[TESTO DI LETTURA]

Summa performativa

La distanza. Che cos’è la distanza? C’è un modo per prepararla? Altrove ho già parlato dell’essere diasporico, ma è un discorso che non ha fine. Non può averne. Le domande sono troppe, e interessanti assai: ci si può preparare alla distanza? Si può preparare la distanza? Il segreto di una relazione, affettiva su più livelli, dilatata nello spazio, qual è? Se consideriamo la relazione come una performance, basata su un’idea di fiducia e reciprocità ritualizzate (ma non per questo semplice vuoto contenitore), dobbiamo considerare importante e quanto importante la localizzazione del suo svolgimento?

[/TESTO DI LETTURA]
[INFORMAZIONI FORNITE]

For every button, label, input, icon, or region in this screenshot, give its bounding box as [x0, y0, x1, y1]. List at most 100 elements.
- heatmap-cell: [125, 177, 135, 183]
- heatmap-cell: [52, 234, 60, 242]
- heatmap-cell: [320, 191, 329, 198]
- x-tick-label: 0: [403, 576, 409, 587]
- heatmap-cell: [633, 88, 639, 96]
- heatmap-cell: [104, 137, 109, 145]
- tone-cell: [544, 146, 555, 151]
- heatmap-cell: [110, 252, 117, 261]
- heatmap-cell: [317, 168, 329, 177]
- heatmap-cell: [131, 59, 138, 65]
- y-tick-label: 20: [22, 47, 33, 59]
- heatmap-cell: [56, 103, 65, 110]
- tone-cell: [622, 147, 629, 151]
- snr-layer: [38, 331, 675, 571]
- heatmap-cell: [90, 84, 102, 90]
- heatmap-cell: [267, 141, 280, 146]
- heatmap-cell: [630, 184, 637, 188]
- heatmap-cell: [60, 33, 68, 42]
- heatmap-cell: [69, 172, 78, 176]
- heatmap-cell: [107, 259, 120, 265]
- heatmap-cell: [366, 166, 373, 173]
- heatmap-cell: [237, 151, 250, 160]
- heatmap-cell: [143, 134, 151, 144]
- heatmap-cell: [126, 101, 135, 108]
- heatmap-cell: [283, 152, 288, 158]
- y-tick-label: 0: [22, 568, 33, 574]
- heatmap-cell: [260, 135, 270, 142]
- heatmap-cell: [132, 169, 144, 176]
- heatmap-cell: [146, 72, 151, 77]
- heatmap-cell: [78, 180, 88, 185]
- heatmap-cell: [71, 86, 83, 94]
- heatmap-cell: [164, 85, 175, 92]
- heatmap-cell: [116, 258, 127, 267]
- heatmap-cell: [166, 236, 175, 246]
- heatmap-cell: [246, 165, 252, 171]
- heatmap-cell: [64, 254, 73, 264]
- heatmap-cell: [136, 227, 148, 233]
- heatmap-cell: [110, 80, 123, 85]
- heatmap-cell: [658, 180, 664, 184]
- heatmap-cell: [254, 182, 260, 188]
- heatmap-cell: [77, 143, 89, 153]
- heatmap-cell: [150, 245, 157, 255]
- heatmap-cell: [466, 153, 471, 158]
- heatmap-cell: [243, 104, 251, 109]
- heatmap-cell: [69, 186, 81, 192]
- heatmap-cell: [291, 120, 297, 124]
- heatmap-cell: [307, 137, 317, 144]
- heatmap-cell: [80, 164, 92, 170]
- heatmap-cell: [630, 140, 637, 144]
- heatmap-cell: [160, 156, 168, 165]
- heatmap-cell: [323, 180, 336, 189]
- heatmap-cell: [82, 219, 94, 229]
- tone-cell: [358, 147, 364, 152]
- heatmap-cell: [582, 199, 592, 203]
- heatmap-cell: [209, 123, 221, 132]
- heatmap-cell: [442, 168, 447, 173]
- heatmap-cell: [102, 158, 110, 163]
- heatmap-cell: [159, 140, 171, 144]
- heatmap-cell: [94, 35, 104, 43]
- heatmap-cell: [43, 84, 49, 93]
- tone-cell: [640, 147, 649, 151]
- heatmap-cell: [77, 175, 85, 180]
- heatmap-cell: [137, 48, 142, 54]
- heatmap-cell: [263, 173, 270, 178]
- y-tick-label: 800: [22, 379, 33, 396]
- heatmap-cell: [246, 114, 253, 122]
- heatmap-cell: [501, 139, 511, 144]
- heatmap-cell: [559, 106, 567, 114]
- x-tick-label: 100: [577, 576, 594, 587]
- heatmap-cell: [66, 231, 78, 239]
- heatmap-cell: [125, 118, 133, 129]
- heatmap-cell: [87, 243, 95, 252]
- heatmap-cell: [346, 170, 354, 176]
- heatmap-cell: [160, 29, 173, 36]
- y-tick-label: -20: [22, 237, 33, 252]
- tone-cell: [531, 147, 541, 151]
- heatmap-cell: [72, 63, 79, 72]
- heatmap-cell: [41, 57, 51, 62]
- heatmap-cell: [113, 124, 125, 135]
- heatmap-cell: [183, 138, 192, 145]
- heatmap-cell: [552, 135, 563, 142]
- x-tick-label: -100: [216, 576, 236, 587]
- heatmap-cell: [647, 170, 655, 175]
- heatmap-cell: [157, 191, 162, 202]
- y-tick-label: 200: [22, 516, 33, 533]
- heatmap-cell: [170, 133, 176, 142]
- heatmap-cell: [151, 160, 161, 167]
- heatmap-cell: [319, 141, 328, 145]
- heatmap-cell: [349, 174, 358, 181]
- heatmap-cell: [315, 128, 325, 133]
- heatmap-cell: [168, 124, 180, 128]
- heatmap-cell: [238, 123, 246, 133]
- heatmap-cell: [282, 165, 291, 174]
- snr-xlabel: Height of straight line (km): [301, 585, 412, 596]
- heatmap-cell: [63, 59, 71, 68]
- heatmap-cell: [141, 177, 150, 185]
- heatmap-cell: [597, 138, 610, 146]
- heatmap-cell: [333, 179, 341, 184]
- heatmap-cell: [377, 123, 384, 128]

[/INFORMAZIONI FORNITE]

ATTIVITÀ ::
[A] Nel testo sulla distanza, su che cosa si basa la relazione intesa come performance?
[B] Prosegui il testo sulla distanza a partire dall'ultima frase riportata.

RISPOSTE ALL'ESERCIZIO ::
[A] Su un'idea di fiducia e reciprocità ritualizzate.

[B]
Personalmente credo che la distanza abbia un effetto notevole sulle relazioni, soprattutto quando questa distanza viene riempita di significati inerenti alla distanziazione, all’estensione e all’allontanamento, ossia quando il suo annullamento è celebrato riempiendo il tempo della compresenza di specialità legate all’evento. La strategia può quindi essere quella di disimpegnare la distanza, vivere il riavvicinamento (d=0) in uno spirito di quotidianità, salvando dell’eventualità del momento le cose buone.

È difficile, so, passare dalla distanza alla compresenza senza pensare che sia un evento. Però il fatto che sia un evento in sé non necessariamente ha da tradurre in un evento continuo. E baggianate varie

Forse è solo un modo di pararsi il culo dalle nostalgie future. Sì, ho detto culo.